▸ Work to do
Reproduce each line from the records that holds "بشأن".

▸ Records shown
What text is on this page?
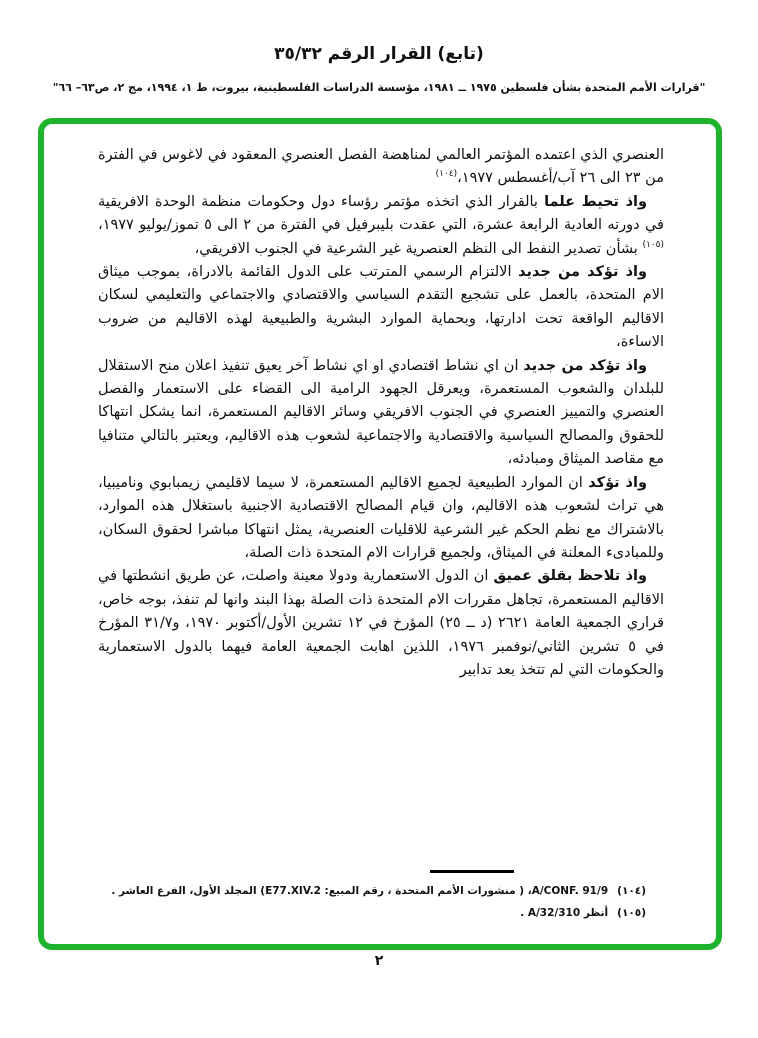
(تابع) القرار الرقم ٣٥/٣٢
"قرارات الأمم المتحدة بشأن فلسطين ١٩٧٥ ــ ١٩٨١، مؤسسة الدراسات الفلسطينية، بيروت، ط ١، ١٩٩٤، مج ٢، ص٦٣– ٦٦"

العنصري الذي اعتمده المؤتمر العالمي لمناهضة الفصل العنصري المعقود في لاغوس في الفترة من ٢٣ الى ٢٦ آب/أغسطس ١٩٧٧،$^{(١٠٤)}$

واذ تحيط علما بالقرار الذي اتخذه مؤتمر رؤساء دول وحكومات منظمة الوحدة الافريقية في دورته العادية الرابعة عشرة، التي عقدت بليبرفيل في الفترة من ٢ الى ٥ تموز/يوليو ١٩٧٧،$^{(١٠٥)}$ بشأن تصدير النفط الى النظم العنصرية غير الشرعية في الجنوب الافريقي،

واذ تؤكد من جديد الالتزام الرسمي المترتب على الدول القائمة بالادراة، بموجب ميثاق الام المتحدة، بالعمل على تشجيع التقدم السياسي والاقتصادي والاجتماعي والتعليمي لسكان الاقاليم الواقعة تحت ادارتها، وبحماية الموارد البشرية والطبيعية لهذه الاقاليم من ضروب الاساءة،

واذ تؤكد من جديد ان اي نشاط اقتصادي او اي نشاط آخر يعيق تنفيذ اعلان منح الاستقلال للبلدان والشعوب المستعمرة، ويعرقل الجهود الرامية الى القضاء على الاستعمار والفصل العنصري والتمييز العنصري في الجنوب الافريقي وسائر الاقاليم المستعمرة، انما يشكل انتهاكا للحقوق والمصالح السياسية والاقتصادية والاجتماعية لشعوب هذه الاقاليم، ويعتبر بالتالي متنافيا مع مقاصد الميثاق ومبادئه،

واذ تؤكد ان الموارد الطبيعية لجميع الاقاليم المستعمرة، لا سيما لاقليمي زيمبابوي وناميبيا، هي تراث لشعوب هذه الاقاليم، وان قيام المصالح الاقتصادية الاجنبية باستغلال هذه الموارد، بالاشتراك مع نظم الحكم غير الشرعية للاقليات العنصرية، يمثل انتهاكا مباشرا لحقوق السكان، وللمبادىء المعلنة في الميثاق، ولجميع قرارات الام المتحدة ذات الصلة،

واذ تلاحظ بقلق عميق ان الدول الاستعمارية ودولا معينة واصلت، عن طريق انشطتها في الاقاليم المستعمرة، تجاهل مقررات الام المتحدة ذات الصلة بهذا البند وانها لم تنفذ، بوجه خاص، قراري الجمعية العامة ٢٦٢١ (د ــ ٢٥) المؤرخ في ١٢ تشرين الأول/أكتوبر ١٩٧٠، و٣١/٧ المؤرخ في ٥ تشرين الثاني/نوفمبر ١٩٧٦، اللذين اهابت الجمعية العامة فيهما بالدول الاستعمارية والحكومات التي لم تتخذ بعد تدابير

(١٠٤)A/CONF. 91/9، ( منشورات الأمم المتحدة ، رقم المبيع: E77.XIV.2) المجلد الأول، الفرع العاشر .
(١٠٥)أنظر A/32/310 .
٢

▸ Reply
"قرارات الأمم المتحدة بشأن فلسطين ١٩٧٥ ــ ١٩٨١، مؤسسة الدراسات الفلسطينية، بيروت، ط ١، ١٩٩٤، مج ٢، ص٦٣– ٦٦"
واذ تحيط علما بالقرار الذي اتخذه مؤتمر رؤساء دول وحكومات منظمة الوحدة الافريقية في دورته العادية الرابعة عشرة، التي عقدت بليبرفيل في الفترة من ٢ الى ٥ تموز/يوليو ١٩٧٧،$^{(١٠٥)}$ بشأن تصدير النفط الى النظم العنصرية غير الشرعية في الجنوب الافريقي،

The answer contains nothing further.